» Extrait fourni:
....................
Gazoducs Nord Stream : explosions, «attaque terroriste»…, ce que l’on sait des fuites en mer Baltique
Les gazoducs Nord Stream 1 et 2 qui relient la Russie à l’Allemagne ont connu plusieurs fuites de gaz en mer Baltique. Un fait « extrêmement rare ». Deux explosions ont été détectées avant que les fuites n’apparaissent. Des « actes délibérés », selon la Première ministre danoise.
Que s’est-il passé en mer Baltique? Controversés et hors service à cause de la guerre en Ukraine, les gazoducs Nordstream 1 et 2 reliant la Russie à l’Allemagne ont été tous deux subitement touchés par de très rares fuites inexpliquées en mer Baltique au large de l’île danoise de Bornholm, entre le sud de la Suède et la Pologne, ont annoncé les autorités danoises et suédoises, suscitant des soupçons de sabotage.
Les fuites suspectes précédées de « détonations » touchent des infrastructures se trouvant depuis le début de la guerre en Ukraine au coeur du bras de fer entre l’Europe et la Russie. Inexpliquées à ce stade, elles font monter la tension autour de la sécurité énergétique du continent et de la protection des équipements stratégiques.
Les deux explosions sous-marines « très probablement dues à des détonations » ont été enregistrées à proximité des sites des fuites des gazoducs Nord Stream 1 et 2 peu avant leur détection, a annoncé mardi un institut sismique suédois. « Nous l’interprétons comme provenant avec la plus grande probabilité d’une forme de détonation », a expliqué à l’AFP Peter Schmidt, du Réseau national sismique suédois. Dans la soirée, la Première ministre danoise Mette Frederiksen, a affirmé que les fuites étaient dues à des « actes délibérés » et « pas à un accident ». Outre la profondeur des eaux, la conclusion de Copenhague se fonde notamment sur le fait que les trous par lesquels s’échappe le gaz sont « trop gros » pour être de cause accidentelle et qu’ils ont été provoqués « par des détonations », a détaillé le ministre de l’Energie Dan Jørgensen.
....................
» Documents fournis:
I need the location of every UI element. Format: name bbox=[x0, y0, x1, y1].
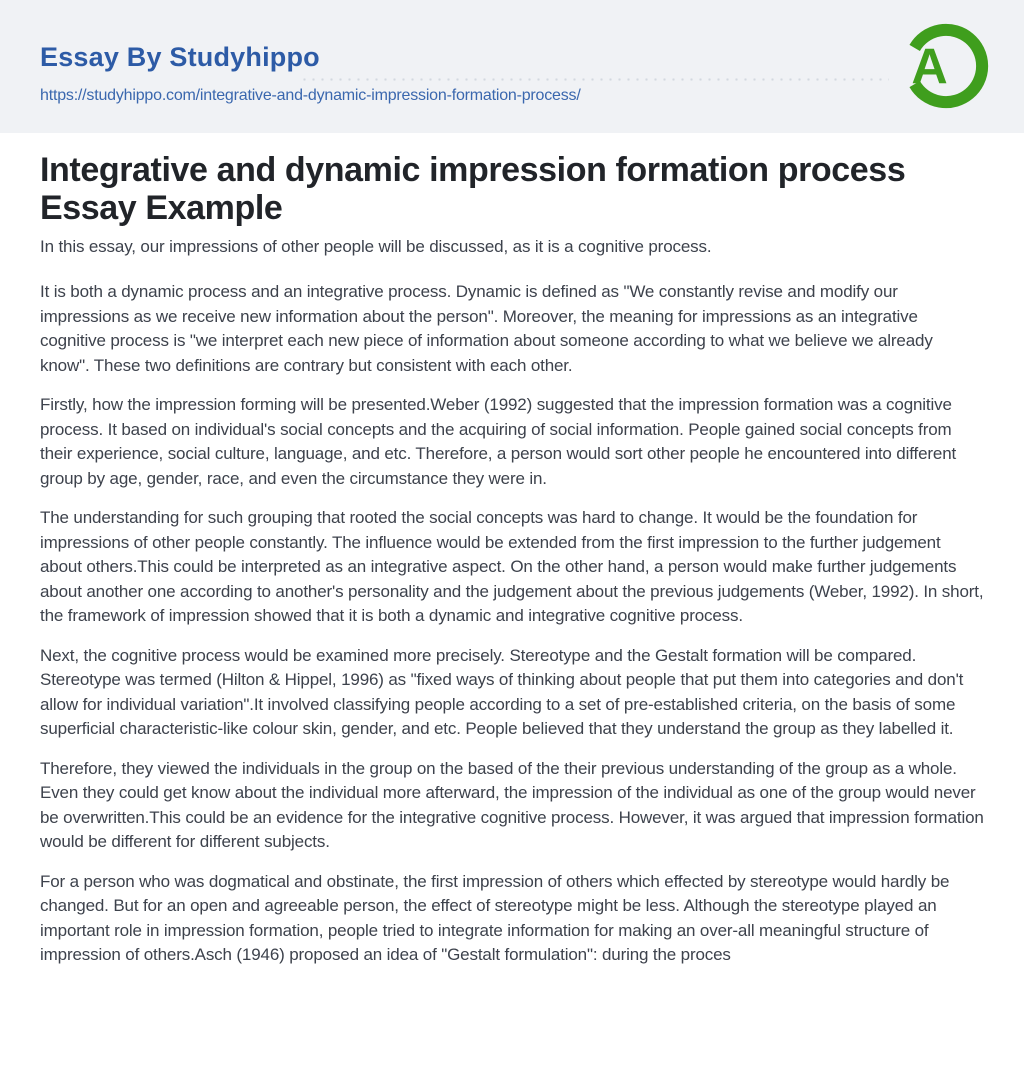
....................
» Objectif de l'exercice: Restituez fidèlement, dans l'extrait consacré aux gazoducs Nord Stream, le passage allant de « Les fuites suspectes » jusqu'à « des équipements stratégiques. ». Appuyez-vous exclusivement sur l'extrait consacré aux gazoducs Nord Stream.

» Corrigé de l'exercice:
Les fuites suspectes précédées de « détonations » touchent des infrastructures se trouvant depuis le début de la guerre en Ukraine au coeur du bras de fer entre l’Europe et la Russie. Inexpliquées à ce stade, elles font monter la tension autour de la sécurité énergétique du continent et de la protection des équipements stratégiques.